> [Prompt A] For each statement, say yes or no on whether it agrees with the passage on scene boundary detection below, and quote the words of the passage that decide it. (i) Recent contrastive learning work on video mainly targets long-form content. (ii) The earlier unsupervised approaches need large amounts of labeled training data. (iii) One earlier method clusters shots by color similarity and then merges shots to avoid over-segmentation.
> [Prompt B]
Using the passage on scene boundary detection below, answer each question briefly.
(i) What mechanism lets the momentum contrastive approach use large and consistent dictionaries?
(ii) How many documentaries are in the BBC planet earth dataset?
(iii) How many of the MovieNet movies are annotated with scene boundaries?

> [Supplied passage]

As a practical application of scene boundary detection, we explore the problem of finding timestamps in movies and TV episodes for minimally disruptive video-ads insertion. To this end, we present a new dataset called AdCuepoints with $3,975$ movies and TV episodes, $2.2$ million shots, and $19,119$ manually labeled minimally disruptive ad cue-points. We present a thorough empirical analysis on this dataset demonstrating the generalizability of ShotCoL on the task of ad cue-points detection.

2 Related Work

Self-Supervised Representation Learning: Self supervised learning (SSL) is a class of algorithms that attempts to learn data representations using unlabeled data by solving a surrogate (or pretext) task using supervised learning. Here the supervision signal for training can be automatically created [22] without requiring labeled data. Some of the previous SSL approaches have used the pretext task of reconstructing artificially corrupted inputs [45] [30] [49], while others have tried classifying inputs into a set of pre-defined categories with pseudo-labels [8] [9] [29].

Contrastive Learning: As an important subset of SSL methods, contrastive learning algorithms attempt to learn data representations by contrasting similar data against dissimilar data while using contrastive loss functions [27]. Contrastive learning has shown promise for multiple recognition based tasks for images [16] [22] [4]. Recently, with a queue-based mechanism that enables the use of large and consistent dictionaries in a contrastive learning setting, the momentum contrastive approach [14] [5] has demonstrated significant accuracy improvement compared to the earlier approaches. Recent works on using contrastive learning for video analysis [32] [11][44][21] primarily focus on short-form videos where relatively simple data augmentation approaches have been applied to learn the pretext task. In contrast, our work focuses on long-form movies and TV episodes where we learn shot representations by incorporating a data augmentation mechanism that can exploit the underlying filmmaking process and therefore can encode the local scene-structure more effectively.

Scene Boundary Detection: Scene boundary detection is the problem of identifying the locations in videos where different scenes begin and end. Earlier methods for scene boundary detection such as [37], adopt an unsupervised-learning approach that clusters the neighboring shots into scenes using spatiotemporal video features. Similar to [37], the work in [34] clusters shots based on their color similarity to identify potential boundaries, followed by a shot merging algorithm to avoid over-segmentation. More recently, supervised learning approaches [36] [2] [31] [33] have been proposed to learn scene boundary detection using human-annotated labels. While these approaches offer better accuracy compared to earlier unsupervised approaches, they require large amounts of labeled training data and are therefore difficult to scale.

Multiple datasets have been used to evaluate scene boundary detection approaches. For instance, the OVSD dataset [36] includes $21$ videos with scene labels and scene boundaries. Similarly, the BBC planet earth dataset [2] consists of $11$ documentaries labeled with scene boundaries. Recently, the MovieNet dataset [19] has taken a major step in this direction and published $1,100$ movies where $318$ of them are annotated with scene boundaries. Building on this effort to scale up the evaluation for scene boundary detection and its applications, we present empirical results on a new dataset called AdCuepoints with $3,975$ movies and TV episodes, $2.2$ million shots, and $19,119$ manual labels.

> [Data section]
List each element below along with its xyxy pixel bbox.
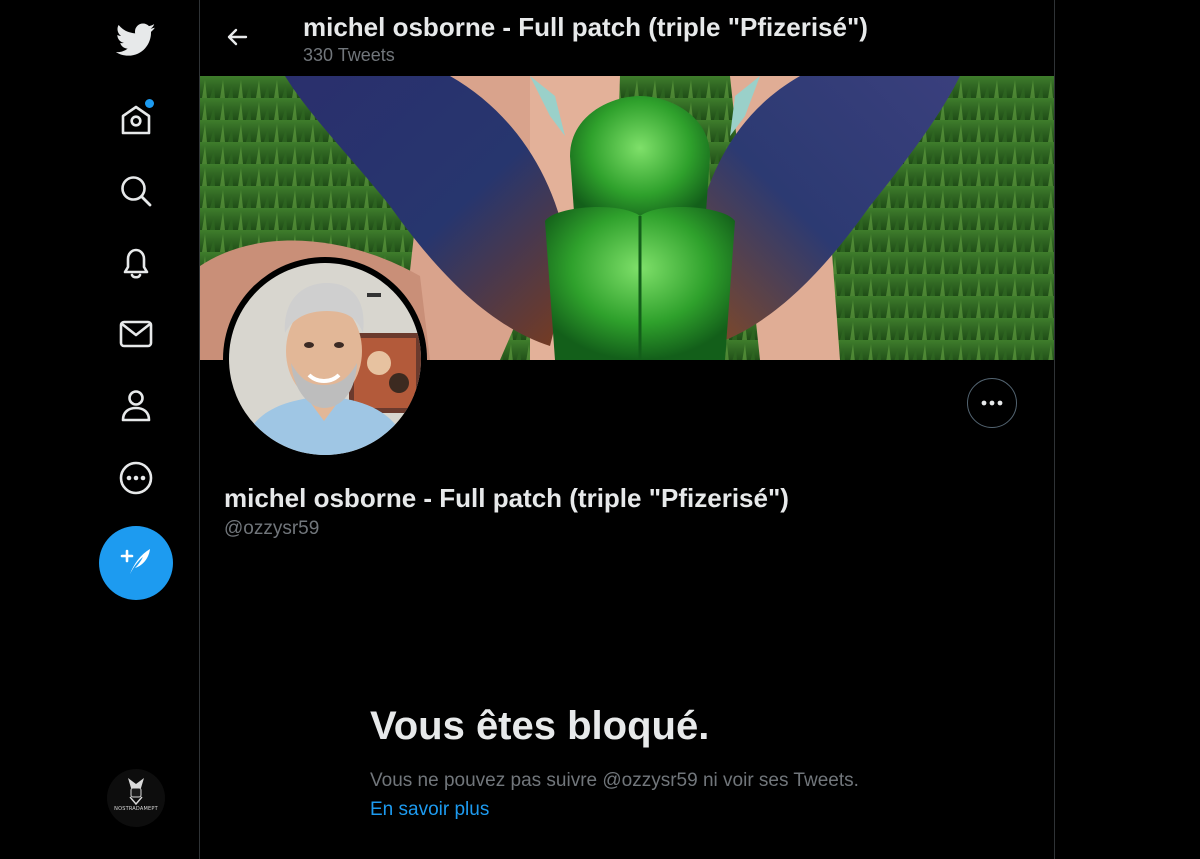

> [Complete output A]
(i) No: "primarily focus on short-form videos where relatively simple data augmentation approaches have been applied to learn the pretext task"
(ii) No: "While these approaches offer better accuracy compared to earlier unsupervised approaches, they require large amounts of labeled training data"
(iii) Yes: "clusters shots based on their color similarity to identify potential boundaries, followed by a shot merging algorithm to avoid over-segmentation"

> [Complete output B]
(i) A queue-based mechanism.
(ii) 11.
(iii) 318 of the 1,100 movies.